Records provided:
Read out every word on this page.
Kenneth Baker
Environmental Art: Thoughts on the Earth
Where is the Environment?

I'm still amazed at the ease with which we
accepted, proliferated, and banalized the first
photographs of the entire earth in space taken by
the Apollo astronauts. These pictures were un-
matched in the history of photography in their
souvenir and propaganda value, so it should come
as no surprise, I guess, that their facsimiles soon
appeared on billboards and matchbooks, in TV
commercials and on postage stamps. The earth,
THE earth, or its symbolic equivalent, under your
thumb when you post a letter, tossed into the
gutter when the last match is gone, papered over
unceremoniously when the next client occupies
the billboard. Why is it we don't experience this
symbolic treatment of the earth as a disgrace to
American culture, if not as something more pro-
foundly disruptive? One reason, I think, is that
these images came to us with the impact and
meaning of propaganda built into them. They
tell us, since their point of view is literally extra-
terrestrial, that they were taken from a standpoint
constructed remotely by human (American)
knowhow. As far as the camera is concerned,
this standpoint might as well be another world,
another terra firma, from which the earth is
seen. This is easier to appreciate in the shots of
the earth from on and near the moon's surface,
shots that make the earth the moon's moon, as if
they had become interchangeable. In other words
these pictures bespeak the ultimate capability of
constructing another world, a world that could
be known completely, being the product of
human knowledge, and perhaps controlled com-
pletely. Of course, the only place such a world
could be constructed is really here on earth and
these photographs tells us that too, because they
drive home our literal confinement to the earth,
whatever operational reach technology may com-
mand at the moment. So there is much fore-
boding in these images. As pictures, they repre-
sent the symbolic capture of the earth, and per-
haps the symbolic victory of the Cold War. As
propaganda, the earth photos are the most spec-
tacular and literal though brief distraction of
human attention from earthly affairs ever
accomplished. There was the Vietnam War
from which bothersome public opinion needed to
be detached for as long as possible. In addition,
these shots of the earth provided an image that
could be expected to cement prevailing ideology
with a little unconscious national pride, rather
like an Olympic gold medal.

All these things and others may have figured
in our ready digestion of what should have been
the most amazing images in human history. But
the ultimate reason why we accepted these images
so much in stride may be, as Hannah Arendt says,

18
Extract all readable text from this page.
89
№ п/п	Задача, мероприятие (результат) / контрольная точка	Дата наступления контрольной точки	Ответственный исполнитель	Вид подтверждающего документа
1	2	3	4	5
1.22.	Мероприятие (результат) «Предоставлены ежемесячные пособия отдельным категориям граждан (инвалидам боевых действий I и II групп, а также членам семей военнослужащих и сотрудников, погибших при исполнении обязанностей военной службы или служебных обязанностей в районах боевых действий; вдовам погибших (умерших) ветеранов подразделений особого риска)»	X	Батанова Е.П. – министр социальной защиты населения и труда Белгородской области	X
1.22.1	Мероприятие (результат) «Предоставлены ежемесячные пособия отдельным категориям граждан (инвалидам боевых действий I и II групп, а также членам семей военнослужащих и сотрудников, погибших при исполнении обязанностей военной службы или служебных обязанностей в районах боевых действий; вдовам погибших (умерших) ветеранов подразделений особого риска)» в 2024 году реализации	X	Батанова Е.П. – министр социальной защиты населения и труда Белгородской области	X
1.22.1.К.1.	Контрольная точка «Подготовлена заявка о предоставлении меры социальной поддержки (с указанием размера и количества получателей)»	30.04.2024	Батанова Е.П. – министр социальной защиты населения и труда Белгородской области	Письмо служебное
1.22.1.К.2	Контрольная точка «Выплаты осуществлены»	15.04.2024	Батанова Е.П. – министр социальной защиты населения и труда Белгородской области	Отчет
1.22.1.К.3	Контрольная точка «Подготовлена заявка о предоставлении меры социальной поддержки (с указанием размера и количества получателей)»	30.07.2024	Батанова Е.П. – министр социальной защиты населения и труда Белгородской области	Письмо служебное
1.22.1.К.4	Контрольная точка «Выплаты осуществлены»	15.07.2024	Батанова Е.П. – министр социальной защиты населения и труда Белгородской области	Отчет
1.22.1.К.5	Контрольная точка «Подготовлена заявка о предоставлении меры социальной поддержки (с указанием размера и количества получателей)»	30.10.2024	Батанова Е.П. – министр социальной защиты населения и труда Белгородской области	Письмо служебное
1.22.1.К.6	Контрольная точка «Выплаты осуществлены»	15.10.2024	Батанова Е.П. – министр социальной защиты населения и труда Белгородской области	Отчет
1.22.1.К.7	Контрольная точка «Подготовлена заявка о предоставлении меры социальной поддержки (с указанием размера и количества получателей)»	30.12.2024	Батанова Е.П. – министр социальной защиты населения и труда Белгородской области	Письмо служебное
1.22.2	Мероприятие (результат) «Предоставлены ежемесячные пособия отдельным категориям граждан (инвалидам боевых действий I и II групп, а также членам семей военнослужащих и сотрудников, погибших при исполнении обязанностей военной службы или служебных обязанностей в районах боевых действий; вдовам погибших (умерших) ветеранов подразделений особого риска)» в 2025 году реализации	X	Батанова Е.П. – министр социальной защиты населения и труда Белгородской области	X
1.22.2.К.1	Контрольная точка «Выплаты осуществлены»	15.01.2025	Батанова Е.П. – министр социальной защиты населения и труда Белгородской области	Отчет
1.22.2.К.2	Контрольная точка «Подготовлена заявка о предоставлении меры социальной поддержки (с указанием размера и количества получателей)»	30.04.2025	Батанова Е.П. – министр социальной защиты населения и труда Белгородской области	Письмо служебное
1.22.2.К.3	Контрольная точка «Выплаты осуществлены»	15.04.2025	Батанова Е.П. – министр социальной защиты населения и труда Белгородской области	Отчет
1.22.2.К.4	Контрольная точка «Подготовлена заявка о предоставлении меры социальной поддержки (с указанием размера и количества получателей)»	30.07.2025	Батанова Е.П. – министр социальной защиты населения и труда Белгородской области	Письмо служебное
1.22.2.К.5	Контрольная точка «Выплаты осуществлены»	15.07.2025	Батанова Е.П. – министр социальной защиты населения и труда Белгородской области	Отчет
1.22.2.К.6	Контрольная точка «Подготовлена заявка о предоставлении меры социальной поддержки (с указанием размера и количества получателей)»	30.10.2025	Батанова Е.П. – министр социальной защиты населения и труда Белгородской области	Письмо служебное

Short exercise: Check each line above for the string "accepted", then copy the ones that have it.

Result below:
accepted, proliferated, and banalized the first
the ultimate reason why we accepted these images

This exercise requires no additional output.